_Available records_
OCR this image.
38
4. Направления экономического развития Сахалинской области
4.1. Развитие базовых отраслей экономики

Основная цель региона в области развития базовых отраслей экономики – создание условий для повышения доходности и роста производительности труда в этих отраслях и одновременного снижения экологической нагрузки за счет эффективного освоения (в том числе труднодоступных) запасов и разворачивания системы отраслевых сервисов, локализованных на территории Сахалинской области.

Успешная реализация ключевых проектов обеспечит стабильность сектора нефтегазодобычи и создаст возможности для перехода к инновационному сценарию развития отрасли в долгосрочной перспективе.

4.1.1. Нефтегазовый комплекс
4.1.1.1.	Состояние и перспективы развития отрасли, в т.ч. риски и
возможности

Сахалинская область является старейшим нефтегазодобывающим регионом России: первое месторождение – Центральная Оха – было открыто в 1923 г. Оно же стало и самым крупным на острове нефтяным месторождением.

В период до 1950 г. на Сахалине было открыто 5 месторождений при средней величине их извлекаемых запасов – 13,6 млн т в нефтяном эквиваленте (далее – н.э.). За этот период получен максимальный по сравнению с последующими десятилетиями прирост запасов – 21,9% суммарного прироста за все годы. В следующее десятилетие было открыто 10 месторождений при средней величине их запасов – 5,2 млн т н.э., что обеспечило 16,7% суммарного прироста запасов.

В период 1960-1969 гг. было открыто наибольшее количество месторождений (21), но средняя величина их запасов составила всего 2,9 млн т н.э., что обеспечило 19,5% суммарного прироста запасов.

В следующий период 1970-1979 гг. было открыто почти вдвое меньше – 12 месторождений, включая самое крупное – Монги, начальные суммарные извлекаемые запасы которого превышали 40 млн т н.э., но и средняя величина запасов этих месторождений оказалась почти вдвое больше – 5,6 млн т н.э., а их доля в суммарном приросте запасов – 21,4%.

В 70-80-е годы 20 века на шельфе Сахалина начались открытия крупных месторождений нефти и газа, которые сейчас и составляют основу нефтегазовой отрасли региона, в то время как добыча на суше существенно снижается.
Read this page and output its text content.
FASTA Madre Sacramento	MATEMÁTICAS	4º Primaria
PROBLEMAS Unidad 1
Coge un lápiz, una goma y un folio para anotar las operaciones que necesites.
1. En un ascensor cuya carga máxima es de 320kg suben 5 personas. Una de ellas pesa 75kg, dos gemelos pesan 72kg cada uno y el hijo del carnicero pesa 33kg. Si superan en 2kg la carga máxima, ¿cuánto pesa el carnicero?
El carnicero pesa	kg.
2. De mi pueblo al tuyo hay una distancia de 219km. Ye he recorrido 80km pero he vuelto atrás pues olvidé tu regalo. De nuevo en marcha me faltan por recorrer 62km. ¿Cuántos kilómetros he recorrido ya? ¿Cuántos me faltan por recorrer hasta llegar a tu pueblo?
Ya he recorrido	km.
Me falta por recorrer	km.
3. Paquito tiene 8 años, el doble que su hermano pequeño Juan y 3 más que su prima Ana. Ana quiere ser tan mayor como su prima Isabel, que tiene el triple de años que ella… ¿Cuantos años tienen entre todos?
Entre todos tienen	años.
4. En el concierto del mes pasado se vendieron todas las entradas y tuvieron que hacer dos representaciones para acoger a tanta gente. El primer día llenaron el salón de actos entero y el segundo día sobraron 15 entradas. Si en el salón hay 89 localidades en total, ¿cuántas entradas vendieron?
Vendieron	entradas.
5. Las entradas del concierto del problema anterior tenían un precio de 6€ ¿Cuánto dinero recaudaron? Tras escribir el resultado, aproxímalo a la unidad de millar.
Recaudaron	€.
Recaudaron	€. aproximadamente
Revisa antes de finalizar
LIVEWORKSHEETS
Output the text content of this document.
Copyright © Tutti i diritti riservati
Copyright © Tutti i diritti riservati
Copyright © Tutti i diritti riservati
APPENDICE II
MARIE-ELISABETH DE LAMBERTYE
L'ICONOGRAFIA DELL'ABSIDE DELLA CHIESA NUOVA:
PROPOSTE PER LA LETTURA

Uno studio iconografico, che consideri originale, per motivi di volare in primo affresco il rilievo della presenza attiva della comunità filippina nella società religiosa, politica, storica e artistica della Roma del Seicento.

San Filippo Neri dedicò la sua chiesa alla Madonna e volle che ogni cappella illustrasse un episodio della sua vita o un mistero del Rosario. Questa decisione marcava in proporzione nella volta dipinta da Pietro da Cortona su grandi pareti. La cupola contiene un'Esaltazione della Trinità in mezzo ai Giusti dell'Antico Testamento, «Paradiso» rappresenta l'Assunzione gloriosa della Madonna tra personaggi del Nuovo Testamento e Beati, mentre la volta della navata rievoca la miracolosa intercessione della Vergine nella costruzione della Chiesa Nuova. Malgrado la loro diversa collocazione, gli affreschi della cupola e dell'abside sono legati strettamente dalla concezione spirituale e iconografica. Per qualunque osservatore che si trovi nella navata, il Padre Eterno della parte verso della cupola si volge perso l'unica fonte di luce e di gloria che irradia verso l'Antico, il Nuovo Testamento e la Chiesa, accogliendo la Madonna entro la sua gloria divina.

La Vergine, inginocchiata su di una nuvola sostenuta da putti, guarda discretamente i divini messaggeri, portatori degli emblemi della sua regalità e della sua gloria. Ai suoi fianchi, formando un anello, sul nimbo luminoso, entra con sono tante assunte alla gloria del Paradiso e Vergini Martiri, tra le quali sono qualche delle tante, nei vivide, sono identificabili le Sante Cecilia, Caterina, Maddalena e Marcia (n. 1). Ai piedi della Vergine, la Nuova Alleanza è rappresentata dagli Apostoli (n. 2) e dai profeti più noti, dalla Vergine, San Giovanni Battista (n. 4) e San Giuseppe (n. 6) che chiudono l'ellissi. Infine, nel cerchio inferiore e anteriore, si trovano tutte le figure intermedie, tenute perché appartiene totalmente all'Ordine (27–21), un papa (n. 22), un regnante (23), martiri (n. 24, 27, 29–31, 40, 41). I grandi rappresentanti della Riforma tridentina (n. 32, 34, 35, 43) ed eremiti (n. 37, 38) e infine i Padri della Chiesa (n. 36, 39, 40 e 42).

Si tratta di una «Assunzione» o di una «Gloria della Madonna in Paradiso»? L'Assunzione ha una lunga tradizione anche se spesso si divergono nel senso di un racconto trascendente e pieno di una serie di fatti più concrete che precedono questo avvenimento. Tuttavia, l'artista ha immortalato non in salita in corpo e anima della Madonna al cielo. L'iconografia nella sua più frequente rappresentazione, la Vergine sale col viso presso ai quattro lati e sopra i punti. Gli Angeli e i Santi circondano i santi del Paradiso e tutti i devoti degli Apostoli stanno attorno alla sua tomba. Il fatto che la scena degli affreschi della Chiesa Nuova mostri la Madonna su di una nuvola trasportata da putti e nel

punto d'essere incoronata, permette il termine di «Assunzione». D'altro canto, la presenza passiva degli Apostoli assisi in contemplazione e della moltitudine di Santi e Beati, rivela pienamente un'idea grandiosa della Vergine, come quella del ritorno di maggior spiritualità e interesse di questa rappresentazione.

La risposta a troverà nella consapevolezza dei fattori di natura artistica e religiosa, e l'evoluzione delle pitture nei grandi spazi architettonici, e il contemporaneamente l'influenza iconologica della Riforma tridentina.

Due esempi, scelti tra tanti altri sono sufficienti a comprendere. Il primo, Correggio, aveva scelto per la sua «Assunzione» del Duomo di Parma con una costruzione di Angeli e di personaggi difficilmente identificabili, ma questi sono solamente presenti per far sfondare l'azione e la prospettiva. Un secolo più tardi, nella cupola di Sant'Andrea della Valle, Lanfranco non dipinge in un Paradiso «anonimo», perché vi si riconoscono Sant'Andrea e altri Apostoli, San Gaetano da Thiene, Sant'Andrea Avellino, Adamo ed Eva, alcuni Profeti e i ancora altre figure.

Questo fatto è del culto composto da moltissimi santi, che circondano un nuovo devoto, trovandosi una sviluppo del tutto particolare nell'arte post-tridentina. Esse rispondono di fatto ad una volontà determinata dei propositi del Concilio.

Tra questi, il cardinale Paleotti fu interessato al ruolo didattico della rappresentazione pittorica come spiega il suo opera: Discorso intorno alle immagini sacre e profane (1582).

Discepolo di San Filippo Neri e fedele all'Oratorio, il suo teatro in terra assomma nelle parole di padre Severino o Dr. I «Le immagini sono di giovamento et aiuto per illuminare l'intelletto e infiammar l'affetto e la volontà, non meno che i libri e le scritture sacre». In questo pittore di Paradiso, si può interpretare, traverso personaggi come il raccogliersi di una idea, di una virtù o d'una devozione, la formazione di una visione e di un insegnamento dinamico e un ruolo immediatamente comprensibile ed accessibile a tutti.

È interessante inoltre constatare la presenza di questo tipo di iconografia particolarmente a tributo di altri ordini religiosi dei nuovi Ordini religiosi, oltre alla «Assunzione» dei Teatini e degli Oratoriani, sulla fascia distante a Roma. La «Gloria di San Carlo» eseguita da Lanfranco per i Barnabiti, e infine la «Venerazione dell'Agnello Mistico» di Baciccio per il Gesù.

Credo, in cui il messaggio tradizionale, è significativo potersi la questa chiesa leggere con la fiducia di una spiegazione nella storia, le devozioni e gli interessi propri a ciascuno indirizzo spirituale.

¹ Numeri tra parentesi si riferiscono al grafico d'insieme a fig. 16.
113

_Exercise prompt_
Copy out every line where the word "recorrido" occurs.

_Written response_
2. De mi pueblo al tuyo hay una distancia de 219km. Ye he recorrido 80km pero he vuelto atrás pues olvidé tu regalo. De nuevo en marcha me faltan por recorrer 62km. ¿Cuántos kilómetros he recorrido ya? ¿Cuántos me faltan por recorrer hasta llegar a tu pueblo?
Ya he recorrido	km.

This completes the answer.